Could you copy every line from the material below in which "근저당권이전등기를" appears?

[Raw records]
>>>>

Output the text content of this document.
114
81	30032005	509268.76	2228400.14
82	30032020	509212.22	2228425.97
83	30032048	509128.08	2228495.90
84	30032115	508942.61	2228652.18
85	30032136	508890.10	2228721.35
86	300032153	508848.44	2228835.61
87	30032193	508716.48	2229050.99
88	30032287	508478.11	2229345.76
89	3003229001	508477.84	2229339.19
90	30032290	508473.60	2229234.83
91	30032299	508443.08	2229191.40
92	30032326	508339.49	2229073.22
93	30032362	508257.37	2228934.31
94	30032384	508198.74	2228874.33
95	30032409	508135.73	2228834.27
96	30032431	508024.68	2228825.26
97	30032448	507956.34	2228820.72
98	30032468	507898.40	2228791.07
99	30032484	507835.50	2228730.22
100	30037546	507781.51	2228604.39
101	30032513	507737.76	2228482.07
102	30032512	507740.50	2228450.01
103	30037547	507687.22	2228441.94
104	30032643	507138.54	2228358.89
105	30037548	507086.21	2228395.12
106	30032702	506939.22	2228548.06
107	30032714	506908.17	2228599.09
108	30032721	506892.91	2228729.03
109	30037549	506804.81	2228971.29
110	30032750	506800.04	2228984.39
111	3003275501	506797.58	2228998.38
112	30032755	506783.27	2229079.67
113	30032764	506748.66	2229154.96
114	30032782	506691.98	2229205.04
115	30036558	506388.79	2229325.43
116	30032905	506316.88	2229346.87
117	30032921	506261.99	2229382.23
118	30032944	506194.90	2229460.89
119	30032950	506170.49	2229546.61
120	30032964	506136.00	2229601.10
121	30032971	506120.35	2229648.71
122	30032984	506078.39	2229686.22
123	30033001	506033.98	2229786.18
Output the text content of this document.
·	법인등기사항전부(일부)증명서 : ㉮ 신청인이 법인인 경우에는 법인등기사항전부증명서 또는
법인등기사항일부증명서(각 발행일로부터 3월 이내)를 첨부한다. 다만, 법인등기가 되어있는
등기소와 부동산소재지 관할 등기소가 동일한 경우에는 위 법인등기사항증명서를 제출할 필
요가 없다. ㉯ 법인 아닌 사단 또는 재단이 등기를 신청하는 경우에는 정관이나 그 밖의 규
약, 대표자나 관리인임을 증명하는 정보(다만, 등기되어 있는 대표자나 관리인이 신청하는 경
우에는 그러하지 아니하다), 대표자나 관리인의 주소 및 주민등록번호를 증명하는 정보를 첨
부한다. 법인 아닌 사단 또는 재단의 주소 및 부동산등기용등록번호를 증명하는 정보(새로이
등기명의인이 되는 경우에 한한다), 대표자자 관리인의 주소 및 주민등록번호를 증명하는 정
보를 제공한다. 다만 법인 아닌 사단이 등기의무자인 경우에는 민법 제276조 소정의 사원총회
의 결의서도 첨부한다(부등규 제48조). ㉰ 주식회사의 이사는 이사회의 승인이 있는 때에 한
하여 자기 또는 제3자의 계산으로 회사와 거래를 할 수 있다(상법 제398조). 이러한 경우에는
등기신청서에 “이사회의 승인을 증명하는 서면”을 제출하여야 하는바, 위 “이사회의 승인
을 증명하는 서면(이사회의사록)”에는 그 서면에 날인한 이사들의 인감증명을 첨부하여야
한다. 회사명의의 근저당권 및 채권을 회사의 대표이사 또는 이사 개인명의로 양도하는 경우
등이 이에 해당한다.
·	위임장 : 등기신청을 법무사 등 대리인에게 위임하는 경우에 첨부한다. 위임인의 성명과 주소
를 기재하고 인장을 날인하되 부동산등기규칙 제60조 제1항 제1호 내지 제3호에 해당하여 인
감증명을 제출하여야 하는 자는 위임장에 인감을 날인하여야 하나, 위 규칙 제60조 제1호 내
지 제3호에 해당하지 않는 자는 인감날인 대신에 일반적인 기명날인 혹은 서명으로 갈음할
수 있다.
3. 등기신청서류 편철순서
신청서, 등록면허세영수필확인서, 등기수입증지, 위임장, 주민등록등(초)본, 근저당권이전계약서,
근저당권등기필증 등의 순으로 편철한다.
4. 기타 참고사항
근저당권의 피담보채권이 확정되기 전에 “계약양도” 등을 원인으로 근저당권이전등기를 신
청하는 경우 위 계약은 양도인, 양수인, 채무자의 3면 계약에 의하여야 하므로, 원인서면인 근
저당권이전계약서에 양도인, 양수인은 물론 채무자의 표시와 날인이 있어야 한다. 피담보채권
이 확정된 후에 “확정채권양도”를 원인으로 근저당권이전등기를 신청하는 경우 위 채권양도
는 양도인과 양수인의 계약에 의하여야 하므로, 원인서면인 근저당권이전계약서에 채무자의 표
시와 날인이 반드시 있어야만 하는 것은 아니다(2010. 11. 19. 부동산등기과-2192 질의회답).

<<<<

| Answer |
근저당권의 피담보채권이 확정되기 전에 “계약양도” 등을 원인으로 근저당권이전등기를 신
이 확정된 후에 “확정채권양도”를 원인으로 근저당권이전등기를 신청하는 경우 위 채권양도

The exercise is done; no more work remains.